Your assignment:
Every record below should be repeated word for word, with the pictures left out.

Material for this exercise:

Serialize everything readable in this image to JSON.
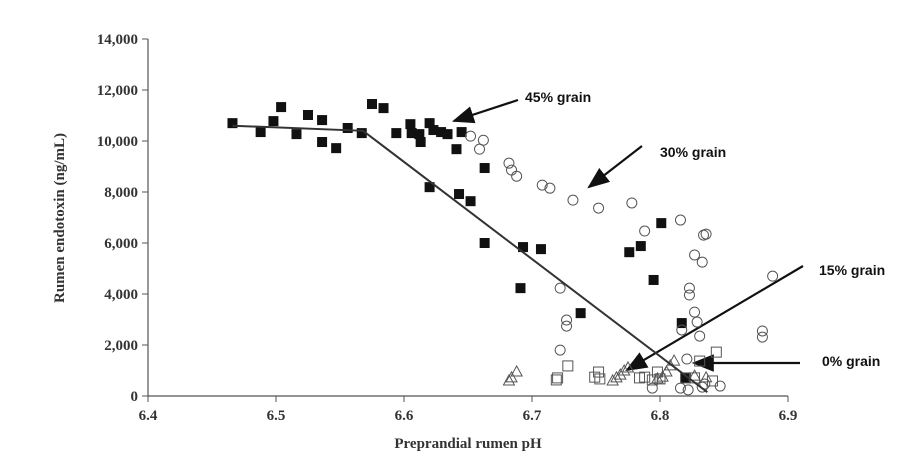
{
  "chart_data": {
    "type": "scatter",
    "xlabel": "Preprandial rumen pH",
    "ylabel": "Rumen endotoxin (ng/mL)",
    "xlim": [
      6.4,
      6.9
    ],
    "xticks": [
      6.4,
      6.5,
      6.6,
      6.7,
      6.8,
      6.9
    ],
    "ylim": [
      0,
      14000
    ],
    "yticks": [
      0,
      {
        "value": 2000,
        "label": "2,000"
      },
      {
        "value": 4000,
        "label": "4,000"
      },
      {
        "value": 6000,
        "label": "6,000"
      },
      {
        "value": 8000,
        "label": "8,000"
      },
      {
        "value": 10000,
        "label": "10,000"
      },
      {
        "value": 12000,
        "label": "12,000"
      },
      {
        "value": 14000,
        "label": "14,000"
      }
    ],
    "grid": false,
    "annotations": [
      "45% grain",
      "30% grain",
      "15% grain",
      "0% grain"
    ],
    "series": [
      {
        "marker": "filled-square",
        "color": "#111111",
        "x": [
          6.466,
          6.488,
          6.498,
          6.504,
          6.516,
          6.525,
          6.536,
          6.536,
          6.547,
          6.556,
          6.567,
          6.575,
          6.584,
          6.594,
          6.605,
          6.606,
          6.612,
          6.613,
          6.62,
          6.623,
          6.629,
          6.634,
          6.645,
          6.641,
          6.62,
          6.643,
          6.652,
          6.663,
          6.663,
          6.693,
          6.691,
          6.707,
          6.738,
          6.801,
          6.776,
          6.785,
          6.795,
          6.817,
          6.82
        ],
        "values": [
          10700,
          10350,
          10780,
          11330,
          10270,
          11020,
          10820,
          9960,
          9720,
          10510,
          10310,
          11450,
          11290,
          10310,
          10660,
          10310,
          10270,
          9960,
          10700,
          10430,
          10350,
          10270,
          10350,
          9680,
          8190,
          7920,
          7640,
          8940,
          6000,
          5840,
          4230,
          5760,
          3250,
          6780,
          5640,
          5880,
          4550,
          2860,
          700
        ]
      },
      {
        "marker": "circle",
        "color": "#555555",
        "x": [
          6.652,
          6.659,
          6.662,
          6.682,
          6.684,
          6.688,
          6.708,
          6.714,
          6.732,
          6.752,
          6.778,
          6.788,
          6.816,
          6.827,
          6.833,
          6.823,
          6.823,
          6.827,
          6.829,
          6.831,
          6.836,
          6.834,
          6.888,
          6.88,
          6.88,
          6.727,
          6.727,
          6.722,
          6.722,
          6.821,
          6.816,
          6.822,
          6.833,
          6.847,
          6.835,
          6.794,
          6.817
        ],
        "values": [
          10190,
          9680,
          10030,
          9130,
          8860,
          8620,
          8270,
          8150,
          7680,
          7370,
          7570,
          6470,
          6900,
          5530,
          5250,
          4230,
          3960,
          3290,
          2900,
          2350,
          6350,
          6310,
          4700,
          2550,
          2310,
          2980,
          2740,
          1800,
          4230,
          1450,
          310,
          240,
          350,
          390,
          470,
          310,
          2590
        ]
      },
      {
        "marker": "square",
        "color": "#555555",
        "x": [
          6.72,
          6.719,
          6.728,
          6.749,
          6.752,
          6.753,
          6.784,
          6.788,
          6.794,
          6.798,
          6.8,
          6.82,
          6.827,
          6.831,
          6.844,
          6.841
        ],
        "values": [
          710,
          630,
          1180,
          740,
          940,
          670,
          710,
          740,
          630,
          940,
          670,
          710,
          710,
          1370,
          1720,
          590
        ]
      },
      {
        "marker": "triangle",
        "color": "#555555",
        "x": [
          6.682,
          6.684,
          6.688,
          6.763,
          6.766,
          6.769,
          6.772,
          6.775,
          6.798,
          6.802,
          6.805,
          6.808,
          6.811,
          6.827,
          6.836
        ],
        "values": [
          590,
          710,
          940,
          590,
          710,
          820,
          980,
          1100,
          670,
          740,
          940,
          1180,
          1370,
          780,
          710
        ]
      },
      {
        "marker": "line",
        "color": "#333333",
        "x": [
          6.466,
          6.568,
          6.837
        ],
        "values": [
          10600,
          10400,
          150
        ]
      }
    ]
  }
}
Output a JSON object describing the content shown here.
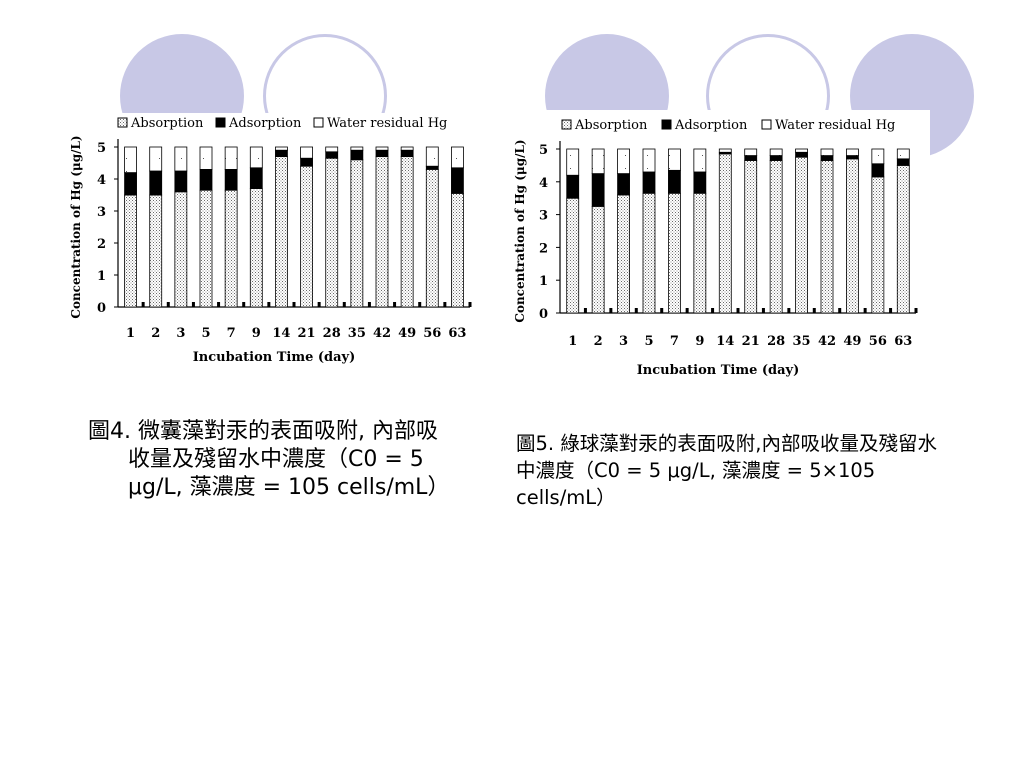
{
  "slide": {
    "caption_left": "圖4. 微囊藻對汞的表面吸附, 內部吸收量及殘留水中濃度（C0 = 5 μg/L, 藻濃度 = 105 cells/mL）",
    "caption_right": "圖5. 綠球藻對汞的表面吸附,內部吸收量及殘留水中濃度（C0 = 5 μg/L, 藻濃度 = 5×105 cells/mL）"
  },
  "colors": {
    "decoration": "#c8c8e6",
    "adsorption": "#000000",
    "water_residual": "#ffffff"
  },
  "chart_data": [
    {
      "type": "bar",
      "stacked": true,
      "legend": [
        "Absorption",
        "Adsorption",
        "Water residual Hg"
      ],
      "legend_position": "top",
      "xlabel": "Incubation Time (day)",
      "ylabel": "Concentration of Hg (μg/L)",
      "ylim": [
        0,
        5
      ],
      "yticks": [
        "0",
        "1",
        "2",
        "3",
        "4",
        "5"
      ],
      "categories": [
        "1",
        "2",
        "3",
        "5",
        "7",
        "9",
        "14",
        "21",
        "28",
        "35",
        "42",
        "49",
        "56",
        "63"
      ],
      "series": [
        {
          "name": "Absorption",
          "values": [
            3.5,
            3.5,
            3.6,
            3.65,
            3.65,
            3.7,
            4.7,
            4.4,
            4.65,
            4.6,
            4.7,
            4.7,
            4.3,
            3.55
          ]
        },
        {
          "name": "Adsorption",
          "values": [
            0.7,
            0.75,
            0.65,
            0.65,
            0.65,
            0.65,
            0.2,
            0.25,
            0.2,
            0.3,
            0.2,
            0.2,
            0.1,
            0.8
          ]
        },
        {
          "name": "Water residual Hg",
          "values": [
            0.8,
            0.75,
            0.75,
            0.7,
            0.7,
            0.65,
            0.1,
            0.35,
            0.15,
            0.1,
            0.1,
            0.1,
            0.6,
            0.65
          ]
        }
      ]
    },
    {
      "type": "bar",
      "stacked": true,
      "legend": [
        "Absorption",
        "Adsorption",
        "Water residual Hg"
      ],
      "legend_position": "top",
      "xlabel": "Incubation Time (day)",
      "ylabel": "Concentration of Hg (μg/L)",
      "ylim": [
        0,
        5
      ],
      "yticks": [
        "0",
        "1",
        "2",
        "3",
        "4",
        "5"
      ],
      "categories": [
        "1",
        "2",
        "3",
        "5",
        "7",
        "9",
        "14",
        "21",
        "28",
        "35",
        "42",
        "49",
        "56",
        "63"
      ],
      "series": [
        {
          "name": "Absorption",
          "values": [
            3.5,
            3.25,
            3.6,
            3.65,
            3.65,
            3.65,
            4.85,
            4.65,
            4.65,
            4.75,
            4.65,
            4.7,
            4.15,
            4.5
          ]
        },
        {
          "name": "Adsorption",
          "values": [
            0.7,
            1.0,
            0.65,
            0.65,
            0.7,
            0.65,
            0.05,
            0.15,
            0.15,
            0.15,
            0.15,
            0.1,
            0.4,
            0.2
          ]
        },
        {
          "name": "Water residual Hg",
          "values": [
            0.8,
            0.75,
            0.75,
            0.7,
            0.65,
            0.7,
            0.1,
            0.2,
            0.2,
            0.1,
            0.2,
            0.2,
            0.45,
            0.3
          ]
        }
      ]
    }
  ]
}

Your solution:
Serialize everything readable in this image to JSON.
{
  "chart_data": {
    "type": "scatter",
    "xlabel": "Preprandial rumen pH",
    "ylabel": "Rumen endotoxin (ng/mL)",
    "xlim": [
      6.4,
      6.9
    ],
    "xticks": [
      6.4,
      6.5,
      6.6,
      6.7,
      6.8,
      6.9
    ],
    "ylim": [
      0,
      14000
    ],
    "yticks": [
      0,
      {
        "value": 2000,
        "label": "2,000"
      },
      {
        "value": 4000,
        "label": "4,000"
      },
      {
        "value": 6000,
        "label": "6,000"
      },
      {
        "value": 8000,
        "label": "8,000"
      },
      {
        "value": 10000,
        "label": "10,000"
      },
      {
        "value": 12000,
        "label": "12,000"
      },
      {
        "value": 14000,
        "label": "14,000"
      }
    ],
    "grid": false,
    "annotations": [
      "45% grain",
      "30% grain",
      "15% grain",
      "0% grain"
    ],
    "series": [
      {
        "marker": "filled-square",
        "color": "#111111",
        "x": [
          6.466,
          6.488,
          6.498,
          6.504,
          6.516,
          6.525,
          6.536,
          6.536,
          6.547,
          6.556,
          6.567,
          6.575,
          6.584,
          6.594,
          6.605,
          6.606,
          6.612,
          6.613,
          6.62,
          6.623,
          6.629,
          6.634,
          6.645,
          6.641,
          6.62,
          6.643,
          6.652,
          6.663,
          6.663,
          6.693,
          6.691,
          6.707,
          6.738,
          6.801,
          6.776,
          6.785,
          6.795,
          6.817,
          6.82
        ],
        "values": [
          10700,
          10350,
          10780,
          11330,
          10270,
          11020,
          10820,
          9960,
          9720,
          10510,
          10310,
          11450,
          11290,
          10310,
          10660,
          10310,
          10270,
          9960,
          10700,
          10430,
          10350,
          10270,
          10350,
          9680,
          8190,
          7920,
          7640,
          8940,
          6000,
          5840,
          4230,
          5760,
          3250,
          6780,
          5640,
          5880,
          4550,
          2860,
          700
        ]
      },
      {
        "marker": "circle",
        "color": "#555555",
        "x": [
          6.652,
          6.659,
          6.662,
          6.682,
          6.684,
          6.688,
          6.708,
          6.714,
          6.732,
          6.752,
          6.778,
          6.788,
          6.816,
          6.827,
          6.833,
          6.823,
          6.823,
          6.827,
          6.829,
          6.831,
          6.836,
          6.834,
          6.888,
          6.88,
          6.88,
          6.727,
          6.727,
          6.722,
          6.722,
          6.821,
          6.816,
          6.822,
          6.833,
          6.847,
          6.835,
          6.794,
          6.817
        ],
        "values": [
          10190,
          9680,
          10030,
          9130,
          8860,
          8620,
          8270,
          8150,
          7680,
          7370,
          7570,
          6470,
          6900,
          5530,
          5250,
          4230,
          3960,
          3290,
          2900,
          2350,
          6350,
          6310,
          4700,
          2550,
          2310,
          2980,
          2740,
          1800,
          4230,
          1450,
          310,
          240,
          350,
          390,
          470,
          310,
          2590
        ]
      },
      {
        "marker": "square",
        "color": "#555555",
        "x": [
          6.72,
          6.719,
          6.728,
          6.749,
          6.752,
          6.753,
          6.784,
          6.788,
          6.794,
          6.798,
          6.8,
          6.82,
          6.827,
          6.831,
          6.844,
          6.841
        ],
        "values": [
          710,
          630,
          1180,
          740,
          940,
          670,
          710,
          740,
          630,
          940,
          670,
          710,
          710,
          1370,
          1720,
          590
        ]
      },
      {
        "marker": "triangle",
        "color": "#555555",
        "x": [
          6.682,
          6.684,
          6.688,
          6.763,
          6.766,
          6.769,
          6.772,
          6.775,
          6.798,
          6.802,
          6.805,
          6.808,
          6.811,
          6.827,
          6.836
        ],
        "values": [
          590,
          710,
          940,
          590,
          710,
          820,
          980,
          1100,
          670,
          740,
          940,
          1180,
          1370,
          780,
          710
        ]
      },
      {
        "marker": "line",
        "color": "#333333",
        "x": [
          6.466,
          6.568,
          6.837
        ],
        "values": [
          10600,
          10400,
          150
        ]
      }
    ]
  }
}
Output a JSON object describing the content shown here.
{
  "slide": {
    "caption_left": "圖4. 微囊藻對汞的表面吸附, 內部吸收量及殘留水中濃度（C0 = 5 μg/L, 藻濃度 = 105 cells/mL）",
    "caption_right": "圖5. 綠球藻對汞的表面吸附,內部吸收量及殘留水中濃度（C0 = 5 μg/L, 藻濃度 = 5×105 cells/mL）"
  },
  "colors": {
    "decoration": "#c8c8e6",
    "adsorption": "#000000",
    "water_residual": "#ffffff"
  },
  "chart_data": [
    {
      "type": "bar",
      "stacked": true,
      "legend": [
        "Absorption",
        "Adsorption",
        "Water residual Hg"
      ],
      "legend_position": "top",
      "xlabel": "Incubation Time (day)",
      "ylabel": "Concentration of Hg (μg/L)",
      "ylim": [
        0,
        5
      ],
      "yticks": [
        "0",
        "1",
        "2",
        "3",
        "4",
        "5"
      ],
      "categories": [
        "1",
        "2",
        "3",
        "5",
        "7",
        "9",
        "14",
        "21",
        "28",
        "35",
        "42",
        "49",
        "56",
        "63"
      ],
      "series": [
        {
          "name": "Absorption",
          "values": [
            3.5,
            3.5,
            3.6,
            3.65,
            3.65,
            3.7,
            4.7,
            4.4,
            4.65,
            4.6,
            4.7,
            4.7,
            4.3,
            3.55
          ]
        },
        {
          "name": "Adsorption",
          "values": [
            0.7,
            0.75,
            0.65,
            0.65,
            0.65,
            0.65,
            0.2,
            0.25,
            0.2,
            0.3,
            0.2,
            0.2,
            0.1,
            0.8
          ]
        },
        {
          "name": "Water residual Hg",
          "values": [
            0.8,
            0.75,
            0.75,
            0.7,
            0.7,
            0.65,
            0.1,
            0.35,
            0.15,
            0.1,
            0.1,
            0.1,
            0.6,
            0.65
          ]
        }
      ]
    },
    {
      "type": "bar",
      "stacked": true,
      "legend": [
        "Absorption",
        "Adsorption",
        "Water residual Hg"
      ],
      "legend_position": "top",
      "xlabel": "Incubation Time (day)",
      "ylabel": "Concentration of Hg (μg/L)",
      "ylim": [
        0,
        5
      ],
      "yticks": [
        "0",
        "1",
        "2",
        "3",
        "4",
        "5"
      ],
      "categories": [
        "1",
        "2",
        "3",
        "5",
        "7",
        "9",
        "14",
        "21",
        "28",
        "35",
        "42",
        "49",
        "56",
        "63"
      ],
      "series": [
        {
          "name": "Absorption",
          "values": [
            3.5,
            3.25,
            3.6,
            3.65,
            3.65,
            3.65,
            4.85,
            4.65,
            4.65,
            4.75,
            4.65,
            4.7,
            4.15,
            4.5
          ]
        },
        {
          "name": "Adsorption",
          "values": [
            0.7,
            1.0,
            0.65,
            0.65,
            0.7,
            0.65,
            0.05,
            0.15,
            0.15,
            0.15,
            0.15,
            0.1,
            0.4,
            0.2
          ]
        },
        {
          "name": "Water residual Hg",
          "values": [
            0.8,
            0.75,
            0.75,
            0.7,
            0.65,
            0.7,
            0.1,
            0.2,
            0.2,
            0.1,
            0.2,
            0.2,
            0.45,
            0.3
          ]
        }
      ]
    }
  ]
}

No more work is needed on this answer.